_Aim:_ Emit the entire listing verbatim.

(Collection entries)
— Begin —
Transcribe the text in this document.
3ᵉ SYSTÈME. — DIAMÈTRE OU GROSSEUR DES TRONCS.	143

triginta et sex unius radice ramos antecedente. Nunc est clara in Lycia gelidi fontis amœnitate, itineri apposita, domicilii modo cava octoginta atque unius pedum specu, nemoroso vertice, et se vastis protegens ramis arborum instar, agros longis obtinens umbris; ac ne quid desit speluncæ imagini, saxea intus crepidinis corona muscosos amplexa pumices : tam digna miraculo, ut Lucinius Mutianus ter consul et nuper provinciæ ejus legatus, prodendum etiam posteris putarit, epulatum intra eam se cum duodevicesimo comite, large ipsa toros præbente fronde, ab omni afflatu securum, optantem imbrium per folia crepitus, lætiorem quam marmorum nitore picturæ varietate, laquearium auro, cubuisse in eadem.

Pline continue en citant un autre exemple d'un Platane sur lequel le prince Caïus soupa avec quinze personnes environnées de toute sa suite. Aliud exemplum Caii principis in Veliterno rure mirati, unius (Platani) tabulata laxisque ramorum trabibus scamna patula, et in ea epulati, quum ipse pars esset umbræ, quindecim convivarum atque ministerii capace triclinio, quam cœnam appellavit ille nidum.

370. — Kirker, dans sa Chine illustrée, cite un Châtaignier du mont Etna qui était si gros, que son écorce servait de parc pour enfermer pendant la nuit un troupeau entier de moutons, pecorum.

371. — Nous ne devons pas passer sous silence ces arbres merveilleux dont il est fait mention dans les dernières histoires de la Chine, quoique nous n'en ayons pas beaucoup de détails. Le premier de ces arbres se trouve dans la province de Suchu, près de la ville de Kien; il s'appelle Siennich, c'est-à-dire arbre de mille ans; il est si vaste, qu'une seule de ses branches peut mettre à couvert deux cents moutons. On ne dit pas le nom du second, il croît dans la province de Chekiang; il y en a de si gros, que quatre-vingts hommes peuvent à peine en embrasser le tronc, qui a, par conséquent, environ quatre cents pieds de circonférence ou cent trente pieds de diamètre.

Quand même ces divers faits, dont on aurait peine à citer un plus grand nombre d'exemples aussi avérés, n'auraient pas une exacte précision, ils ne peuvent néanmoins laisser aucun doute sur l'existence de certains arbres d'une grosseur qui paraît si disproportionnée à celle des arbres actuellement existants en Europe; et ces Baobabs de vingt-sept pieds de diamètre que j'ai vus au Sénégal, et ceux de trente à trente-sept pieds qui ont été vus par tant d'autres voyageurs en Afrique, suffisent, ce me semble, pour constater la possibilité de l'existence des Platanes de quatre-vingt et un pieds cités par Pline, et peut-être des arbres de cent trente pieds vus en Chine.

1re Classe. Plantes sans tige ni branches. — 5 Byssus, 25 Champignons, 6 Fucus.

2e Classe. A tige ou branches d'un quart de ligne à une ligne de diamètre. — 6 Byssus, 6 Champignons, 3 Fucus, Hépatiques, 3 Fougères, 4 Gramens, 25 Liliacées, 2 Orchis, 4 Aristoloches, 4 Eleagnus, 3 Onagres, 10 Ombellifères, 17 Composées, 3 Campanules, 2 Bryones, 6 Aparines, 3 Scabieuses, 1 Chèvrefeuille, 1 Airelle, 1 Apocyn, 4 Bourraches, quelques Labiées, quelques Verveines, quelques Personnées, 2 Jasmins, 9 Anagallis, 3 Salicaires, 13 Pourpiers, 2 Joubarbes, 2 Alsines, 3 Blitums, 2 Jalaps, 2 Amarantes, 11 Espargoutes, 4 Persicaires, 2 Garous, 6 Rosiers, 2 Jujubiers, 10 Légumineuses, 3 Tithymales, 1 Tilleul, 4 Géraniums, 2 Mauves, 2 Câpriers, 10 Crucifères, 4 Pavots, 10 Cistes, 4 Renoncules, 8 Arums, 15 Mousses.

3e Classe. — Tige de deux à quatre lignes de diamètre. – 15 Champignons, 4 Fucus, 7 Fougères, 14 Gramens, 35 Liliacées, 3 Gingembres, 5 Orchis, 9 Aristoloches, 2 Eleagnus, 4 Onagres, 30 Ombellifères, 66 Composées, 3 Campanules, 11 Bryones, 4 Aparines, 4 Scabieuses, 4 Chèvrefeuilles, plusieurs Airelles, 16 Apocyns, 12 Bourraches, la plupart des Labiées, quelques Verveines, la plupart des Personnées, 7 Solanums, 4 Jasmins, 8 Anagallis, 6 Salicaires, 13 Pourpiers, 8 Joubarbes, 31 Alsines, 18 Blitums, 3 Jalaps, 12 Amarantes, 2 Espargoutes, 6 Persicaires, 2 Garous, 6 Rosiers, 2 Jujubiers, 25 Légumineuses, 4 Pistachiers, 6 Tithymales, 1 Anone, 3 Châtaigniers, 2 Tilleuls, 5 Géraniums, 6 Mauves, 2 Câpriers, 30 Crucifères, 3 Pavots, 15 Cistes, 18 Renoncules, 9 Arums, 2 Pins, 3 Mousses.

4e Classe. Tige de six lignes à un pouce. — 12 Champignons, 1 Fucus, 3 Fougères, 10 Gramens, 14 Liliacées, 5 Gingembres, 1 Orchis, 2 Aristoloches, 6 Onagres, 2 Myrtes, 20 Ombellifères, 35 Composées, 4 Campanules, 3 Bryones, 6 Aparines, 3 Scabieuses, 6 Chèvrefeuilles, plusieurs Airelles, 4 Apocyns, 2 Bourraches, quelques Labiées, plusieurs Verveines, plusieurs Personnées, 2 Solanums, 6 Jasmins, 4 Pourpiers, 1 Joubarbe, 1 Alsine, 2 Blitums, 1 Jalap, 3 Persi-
— End —
_Exercise output:_
Transcribe the text in this document.
3ᵉ SYSTÈME. — DIAMÈTRE OU GROSSEUR DES TRONCS.	143

triginta et sex unius radice ramos antecedente. Nunc est clara in Lycia gelidi fontis amœnitate, itineri apposita, domicilii modo cava octoginta atque unius pedum specu, nemoroso vertice, et se vastis protegens ramis arborum instar, agros longis obtinens umbris; ac ne quid desit speluncæ imagini, saxea intus crepidinis corona muscosos amplexa pumices : tam digna miraculo, ut Lucinius Mutianus ter consul et nuper provinciæ ejus legatus, prodendum etiam posteris putarit, epulatum intra eam se cum duodevicesimo comite, large ipsa toros præbente fronde, ab omni afflatu securum, optantem imbrium per folia crepitus, lætiorem quam marmorum nitore picturæ varietate, laquearium auro, cubuisse in eadem.

Pline continue en citant un autre exemple d'un Platane sur lequel le prince Caïus soupa avec quinze personnes environnées de toute sa suite. Aliud exemplum Caii principis in Veliterno rure mirati, unius (Platani) tabulata laxisque ramorum trabibus scamna patula, et in ea epulati, quum ipse pars esset umbræ, quindecim convivarum atque ministerii capace triclinio, quam cœnam appellavit ille nidum.

370. — Kirker, dans sa Chine illustrée, cite un Châtaignier du mont Etna qui était si gros, que son écorce servait de parc pour enfermer pendant la nuit un troupeau entier de moutons, pecorum.

371. — Nous ne devons pas passer sous silence ces arbres merveilleux dont il est fait mention dans les dernières histoires de la Chine, quoique nous n'en ayons pas beaucoup de détails. Le premier de ces arbres se trouve dans la province de Suchu, près de la ville de Kien; il s'appelle Siennich, c'est-à-dire arbre de mille ans; il est si vaste, qu'une seule de ses branches peut mettre à couvert deux cents moutons. On ne dit pas le nom du second, il croît dans la province de Chekiang; il y en a de si gros, que quatre-vingts hommes peuvent à peine en embrasser le tronc, qui a, par conséquent, environ quatre cents pieds de circonférence ou cent trente pieds de diamètre.

Quand même ces divers faits, dont on aurait peine à citer un plus grand nombre d'exemples aussi avérés, n'auraient pas une exacte précision, ils ne peuvent néanmoins laisser aucun doute sur l'existence de certains arbres d'une grosseur qui paraît si disproportionnée à celle des arbres actuellement existants en Europe; et ces Baobabs de vingt-sept pieds de diamètre que j'ai vus au Sénégal, et ceux de trente à trente-sept pieds qui ont été vus par tant d'autres voyageurs en Afrique, suffisent, ce me semble, pour constater la possibilité de l'existence des Platanes de quatre-vingt et un pieds cités par Pline, et peut-être des arbres de cent trente pieds vus en Chine.

1re Classe. Plantes sans tige ni branches. — 5 Byssus, 25 Champignons, 6 Fucus.

2e Classe. A tige ou branches d'un quart de ligne à une ligne de diamètre. — 6 Byssus, 6 Champignons, 3 Fucus, Hépatiques, 3 Fougères, 4 Gramens, 25 Liliacées, 2 Orchis, 4 Aristoloches, 4 Eleagnus, 3 Onagres, 10 Ombellifères, 17 Composées, 3 Campanules, 2 Bryones, 6 Aparines, 3 Scabieuses, 1 Chèvrefeuille, 1 Airelle, 1 Apocyn, 4 Bourraches, quelques Labiées, quelques Verveines, quelques Personnées, 2 Jasmins, 9 Anagallis, 3 Salicaires, 13 Pourpiers, 2 Joubarbes, 2 Alsines, 3 Blitums, 2 Jalaps, 2 Amarantes, 11 Espargoutes, 4 Persicaires, 2 Garous, 6 Rosiers, 2 Jujubiers, 10 Légumineuses, 3 Tithymales, 1 Tilleul, 4 Géraniums, 2 Mauves, 2 Câpriers, 10 Crucifères, 4 Pavots, 10 Cistes, 4 Renoncules, 8 Arums, 15 Mousses.

3e Classe. — Tige de deux à quatre lignes de diamètre. – 15 Champignons, 4 Fucus, 7 Fougères, 14 Gramens, 35 Liliacées, 3 Gingembres, 5 Orchis, 9 Aristoloches, 2 Eleagnus, 4 Onagres, 30 Ombellifères, 66 Composées, 3 Campanules, 11 Bryones, 4 Aparines, 4 Scabieuses, 4 Chèvrefeuilles, plusieurs Airelles, 16 Apocyns, 12 Bourraches, la plupart des Labiées, quelques Verveines, la plupart des Personnées, 7 Solanums, 4 Jasmins, 8 Anagallis, 6 Salicaires, 13 Pourpiers, 8 Joubarbes, 31 Alsines, 18 Blitums, 3 Jalaps, 12 Amarantes, 2 Espargoutes, 6 Persicaires, 2 Garous, 6 Rosiers, 2 Jujubiers, 25 Légumineuses, 4 Pistachiers, 6 Tithymales, 1 Anone, 3 Châtaigniers, 2 Tilleuls, 5 Géraniums, 6 Mauves, 2 Câpriers, 30 Crucifères, 3 Pavots, 15 Cistes, 18 Renoncules, 9 Arums, 2 Pins, 3 Mousses.

4e Classe. Tige de six lignes à un pouce. — 12 Champignons, 1 Fucus, 3 Fougères, 10 Gramens, 14 Liliacées, 5 Gingembres, 1 Orchis, 2 Aristoloches, 6 Onagres, 2 Myrtes, 20 Ombellifères, 35 Composées, 4 Campanules, 3 Bryones, 6 Aparines, 3 Scabieuses, 6 Chèvrefeuilles, plusieurs Airelles, 4 Apocyns, 2 Bourraches, quelques Labiées, plusieurs Verveines, plusieurs Personnées, 2 Solanums, 6 Jasmins, 4 Pourpiers, 1 Joubarbe, 1 Alsine, 2 Blitums, 1 Jalap, 3 Persi-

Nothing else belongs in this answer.